(Exercise) Leaving out all images, write out the records that follow exactly.
------------------------------------------------
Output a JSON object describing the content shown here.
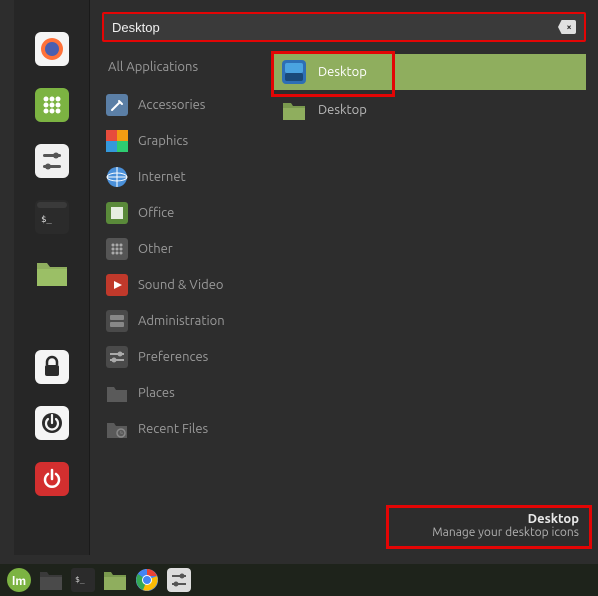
{
  "search": {
    "value": "Desktop",
    "clear_glyph": "×"
  },
  "categories": {
    "all": "All Applications",
    "items": [
      {
        "label": "Accessories"
      },
      {
        "label": "Graphics"
      },
      {
        "label": "Internet"
      },
      {
        "label": "Office"
      },
      {
        "label": "Other"
      },
      {
        "label": "Sound & Video"
      },
      {
        "label": "Administration"
      },
      {
        "label": "Preferences"
      },
      {
        "label": "Places"
      },
      {
        "label": "Recent Files"
      }
    ]
  },
  "results": [
    {
      "label": "Desktop",
      "selected": true
    },
    {
      "label": "Desktop",
      "selected": false
    }
  ],
  "footer": {
    "title": "Desktop",
    "desc": "Manage your desktop icons"
  },
  "favorites": [
    {
      "name": "firefox"
    },
    {
      "name": "software"
    },
    {
      "name": "settings"
    },
    {
      "name": "terminal"
    },
    {
      "name": "files"
    },
    {
      "name": "lock"
    },
    {
      "name": "logout"
    },
    {
      "name": "power"
    }
  ],
  "taskbar": [
    {
      "name": "menu"
    },
    {
      "name": "files"
    },
    {
      "name": "terminal"
    },
    {
      "name": "files2"
    },
    {
      "name": "chrome"
    },
    {
      "name": "settings"
    }
  ],
  "colors": {
    "accent": "#8fae5e",
    "highlight_box": "#e30505",
    "bg": "#2d2d2d",
    "panel": "#262626"
  }
}
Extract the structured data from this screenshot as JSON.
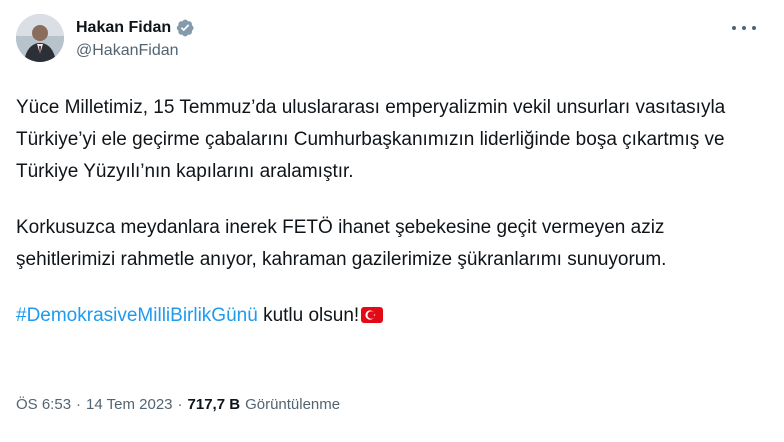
{
  "author": {
    "display_name": "Hakan Fidan",
    "handle": "@HakanFidan",
    "verified_icon": "verified-badge-icon",
    "avatar": "profile-photo"
  },
  "more_icon": "more-options-icon",
  "tweet": {
    "paragraph1": "Yüce Milletimiz, 15 Temmuz’da uluslararası emperyalizmin vekil unsurları vasıtasıyla Türkiye’yi ele geçirme çabalarını Cumhurbaşkanımızın liderliğinde boşa çıkartmış ve Türkiye Yüzyılı’nın kapılarını aralamıştır.",
    "paragraph2": "Korkusuzca meydanlara inerek FETÖ ihanet şebekesine geçit vermeyen aziz şehitlerimizi rahmetle anıyor, kahraman gazilerimize şükranlarımı sunuyorum.",
    "hashtag": "#DemokrasiveMilliBirlikGünü",
    "tail_text": " kutlu olsun!",
    "emoji": "turkey-flag-icon"
  },
  "meta": {
    "time": "ÖS 6:53",
    "separator": "·",
    "date": "14 Tem 2023",
    "views_count": "717,7 B",
    "views_label": "Görüntülenme"
  },
  "colors": {
    "text": "#0f1419",
    "secondary": "#536471",
    "link": "#1d9bf0",
    "verified": "#829aab",
    "flag": "#e30a17"
  }
}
------------------------------------------------
(Solved exercise)
Output a JSON object describing the content shown here.
{
  "search": {
    "value": "Desktop",
    "clear_glyph": "×"
  },
  "categories": {
    "all": "All Applications",
    "items": [
      {
        "label": "Accessories"
      },
      {
        "label": "Graphics"
      },
      {
        "label": "Internet"
      },
      {
        "label": "Office"
      },
      {
        "label": "Other"
      },
      {
        "label": "Sound & Video"
      },
      {
        "label": "Administration"
      },
      {
        "label": "Preferences"
      },
      {
        "label": "Places"
      },
      {
        "label": "Recent Files"
      }
    ]
  },
  "results": [
    {
      "label": "Desktop",
      "selected": true
    },
    {
      "label": "Desktop",
      "selected": false
    }
  ],
  "footer": {
    "title": "Desktop",
    "desc": "Manage your desktop icons"
  },
  "favorites": [
    {
      "name": "firefox"
    },
    {
      "name": "software"
    },
    {
      "name": "settings"
    },
    {
      "name": "terminal"
    },
    {
      "name": "files"
    },
    {
      "name": "lock"
    },
    {
      "name": "logout"
    },
    {
      "name": "power"
    }
  ],
  "taskbar": [
    {
      "name": "menu"
    },
    {
      "name": "files"
    },
    {
      "name": "terminal"
    },
    {
      "name": "files2"
    },
    {
      "name": "chrome"
    },
    {
      "name": "settings"
    }
  ],
  "colors": {
    "accent": "#8fae5e",
    "highlight_box": "#e30505",
    "bg": "#2d2d2d",
    "panel": "#262626"
  }
}
Extract the structured data from this screenshot as JSON.
{
  "author": {
    "display_name": "Hakan Fidan",
    "handle": "@HakanFidan",
    "verified_icon": "verified-badge-icon",
    "avatar": "profile-photo"
  },
  "more_icon": "more-options-icon",
  "tweet": {
    "paragraph1": "Yüce Milletimiz, 15 Temmuz’da uluslararası emperyalizmin vekil unsurları vasıtasıyla Türkiye’yi ele geçirme çabalarını Cumhurbaşkanımızın liderliğinde boşa çıkartmış ve Türkiye Yüzyılı’nın kapılarını aralamıştır.",
    "paragraph2": "Korkusuzca meydanlara inerek FETÖ ihanet şebekesine geçit vermeyen aziz şehitlerimizi rahmetle anıyor, kahraman gazilerimize şükranlarımı sunuyorum.",
    "hashtag": "#DemokrasiveMilliBirlikGünü",
    "tail_text": " kutlu olsun!",
    "emoji": "turkey-flag-icon"
  },
  "meta": {
    "time": "ÖS 6:53",
    "separator": "·",
    "date": "14 Tem 2023",
    "views_count": "717,7 B",
    "views_label": "Görüntülenme"
  },
  "colors": {
    "text": "#0f1419",
    "secondary": "#536471",
    "link": "#1d9bf0",
    "verified": "#829aab",
    "flag": "#e30a17"
  }
}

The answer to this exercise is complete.